▶ EXERCISE OBJECTIVE: Keep only the lines that hold the string "Argentina", filtering out the rest of the entries below.
== == ==
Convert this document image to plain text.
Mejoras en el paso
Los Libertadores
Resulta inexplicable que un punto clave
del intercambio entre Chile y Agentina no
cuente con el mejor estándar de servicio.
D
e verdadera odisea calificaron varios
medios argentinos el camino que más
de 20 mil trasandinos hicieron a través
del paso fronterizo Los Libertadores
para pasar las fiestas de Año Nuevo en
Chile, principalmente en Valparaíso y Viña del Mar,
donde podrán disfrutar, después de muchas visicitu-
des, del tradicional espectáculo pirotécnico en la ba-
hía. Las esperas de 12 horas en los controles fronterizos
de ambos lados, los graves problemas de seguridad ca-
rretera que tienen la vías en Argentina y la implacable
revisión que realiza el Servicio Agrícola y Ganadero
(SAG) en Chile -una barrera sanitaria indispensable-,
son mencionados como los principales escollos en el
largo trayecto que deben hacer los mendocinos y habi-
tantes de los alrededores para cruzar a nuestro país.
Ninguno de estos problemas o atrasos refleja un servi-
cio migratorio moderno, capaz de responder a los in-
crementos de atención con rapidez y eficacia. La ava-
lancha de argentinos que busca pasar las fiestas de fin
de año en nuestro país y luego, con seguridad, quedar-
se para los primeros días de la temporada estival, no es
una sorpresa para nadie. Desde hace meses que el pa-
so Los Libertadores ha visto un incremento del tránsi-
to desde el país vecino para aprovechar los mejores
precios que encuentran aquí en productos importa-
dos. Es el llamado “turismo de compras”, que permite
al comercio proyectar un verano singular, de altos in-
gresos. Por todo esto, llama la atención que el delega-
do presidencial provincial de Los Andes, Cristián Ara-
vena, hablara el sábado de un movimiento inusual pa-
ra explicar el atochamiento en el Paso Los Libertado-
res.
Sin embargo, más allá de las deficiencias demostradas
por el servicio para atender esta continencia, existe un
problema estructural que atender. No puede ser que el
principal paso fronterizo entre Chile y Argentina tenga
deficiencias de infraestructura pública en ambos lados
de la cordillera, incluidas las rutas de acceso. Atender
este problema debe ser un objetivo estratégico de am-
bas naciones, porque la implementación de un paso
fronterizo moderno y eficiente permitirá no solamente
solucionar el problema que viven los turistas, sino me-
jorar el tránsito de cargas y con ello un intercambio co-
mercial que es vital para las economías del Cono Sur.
== == ==
▶ EXERCISE RESPONSE:
rretera que tienen la vías en Argentina y la implacable
principal paso fronterizo entre Chile y Argentina tenga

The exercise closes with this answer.